• _TASK DESCRIPTION_
Pictures should be excluded; otherwise, copy every entry exactly.

===== SUPPLIED MATERIAL

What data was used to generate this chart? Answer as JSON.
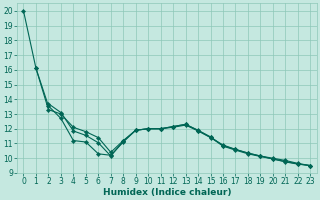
{
  "xlabel": "Humidex (Indice chaleur)",
  "ylabel": "",
  "bg_color": "#c5e8e0",
  "grid_color": "#8ec8b8",
  "line_color": "#006655",
  "xlim": [
    -0.5,
    23.5
  ],
  "ylim": [
    9,
    20.5
  ],
  "yticks": [
    9,
    10,
    11,
    12,
    13,
    14,
    15,
    16,
    17,
    18,
    19,
    20
  ],
  "xticks": [
    0,
    1,
    2,
    3,
    4,
    5,
    6,
    7,
    8,
    9,
    10,
    11,
    12,
    13,
    14,
    15,
    16,
    17,
    18,
    19,
    20,
    21,
    22,
    23
  ],
  "line1_x": [
    0,
    1,
    2,
    3,
    4,
    5,
    6,
    7,
    8,
    9,
    10,
    11,
    12,
    13,
    14,
    15,
    16,
    17,
    18,
    19,
    20,
    21,
    22,
    23
  ],
  "line1_y": [
    20.0,
    16.1,
    13.3,
    13.0,
    12.1,
    11.8,
    11.4,
    10.4,
    11.2,
    11.9,
    12.0,
    12.0,
    12.1,
    12.25,
    11.85,
    11.4,
    10.9,
    10.6,
    10.35,
    10.15,
    10.0,
    9.85,
    9.65,
    9.5
  ],
  "line2_x": [
    2,
    3,
    4,
    5,
    6,
    7,
    8,
    9,
    10,
    11,
    12,
    13,
    14,
    15,
    16,
    17,
    18,
    19,
    20,
    21,
    22,
    23
  ],
  "line2_y": [
    13.7,
    13.1,
    11.85,
    11.55,
    11.05,
    10.15,
    11.15,
    11.9,
    12.0,
    12.0,
    12.15,
    12.3,
    11.9,
    11.45,
    10.85,
    10.6,
    10.35,
    10.15,
    9.95,
    9.75,
    9.6,
    9.5
  ],
  "line3_x": [
    1,
    2,
    3,
    4,
    5,
    6,
    7,
    8,
    9,
    10,
    11,
    12,
    13,
    14,
    15,
    16,
    17,
    18,
    19,
    20,
    21,
    22,
    23
  ],
  "line3_y": [
    16.1,
    13.55,
    12.7,
    11.2,
    11.1,
    10.3,
    10.2,
    11.1,
    11.9,
    12.0,
    12.0,
    12.15,
    12.3,
    11.88,
    11.42,
    10.82,
    10.55,
    10.3,
    10.12,
    9.95,
    9.78,
    9.62,
    9.5
  ],
  "tick_fontsize": 5.5,
  "xlabel_fontsize": 6.5
}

==========

• _ANSWER TO THIS EXERCISE_
What data was used to generate this chart? Answer as JSON.
{
  "xlabel": "Humidex (Indice chaleur)",
  "ylabel": "",
  "bg_color": "#c5e8e0",
  "grid_color": "#8ec8b8",
  "line_color": "#006655",
  "xlim": [
    -0.5,
    23.5
  ],
  "ylim": [
    9,
    20.5
  ],
  "yticks": [
    9,
    10,
    11,
    12,
    13,
    14,
    15,
    16,
    17,
    18,
    19,
    20
  ],
  "xticks": [
    0,
    1,
    2,
    3,
    4,
    5,
    6,
    7,
    8,
    9,
    10,
    11,
    12,
    13,
    14,
    15,
    16,
    17,
    18,
    19,
    20,
    21,
    22,
    23
  ],
  "line1_x": [
    0,
    1,
    2,
    3,
    4,
    5,
    6,
    7,
    8,
    9,
    10,
    11,
    12,
    13,
    14,
    15,
    16,
    17,
    18,
    19,
    20,
    21,
    22,
    23
  ],
  "line1_y": [
    20.0,
    16.1,
    13.3,
    13.0,
    12.1,
    11.8,
    11.4,
    10.4,
    11.2,
    11.9,
    12.0,
    12.0,
    12.1,
    12.25,
    11.85,
    11.4,
    10.9,
    10.6,
    10.35,
    10.15,
    10.0,
    9.85,
    9.65,
    9.5
  ],
  "line2_x": [
    2,
    3,
    4,
    5,
    6,
    7,
    8,
    9,
    10,
    11,
    12,
    13,
    14,
    15,
    16,
    17,
    18,
    19,
    20,
    21,
    22,
    23
  ],
  "line2_y": [
    13.7,
    13.1,
    11.85,
    11.55,
    11.05,
    10.15,
    11.15,
    11.9,
    12.0,
    12.0,
    12.15,
    12.3,
    11.9,
    11.45,
    10.85,
    10.6,
    10.35,
    10.15,
    9.95,
    9.75,
    9.6,
    9.5
  ],
  "line3_x": [
    1,
    2,
    3,
    4,
    5,
    6,
    7,
    8,
    9,
    10,
    11,
    12,
    13,
    14,
    15,
    16,
    17,
    18,
    19,
    20,
    21,
    22,
    23
  ],
  "line3_y": [
    16.1,
    13.55,
    12.7,
    11.2,
    11.1,
    10.3,
    10.2,
    11.1,
    11.9,
    12.0,
    12.0,
    12.15,
    12.3,
    11.88,
    11.42,
    10.82,
    10.55,
    10.3,
    10.12,
    9.95,
    9.78,
    9.62,
    9.5
  ],
  "tick_fontsize": 5.5,
  "xlabel_fontsize": 6.5
}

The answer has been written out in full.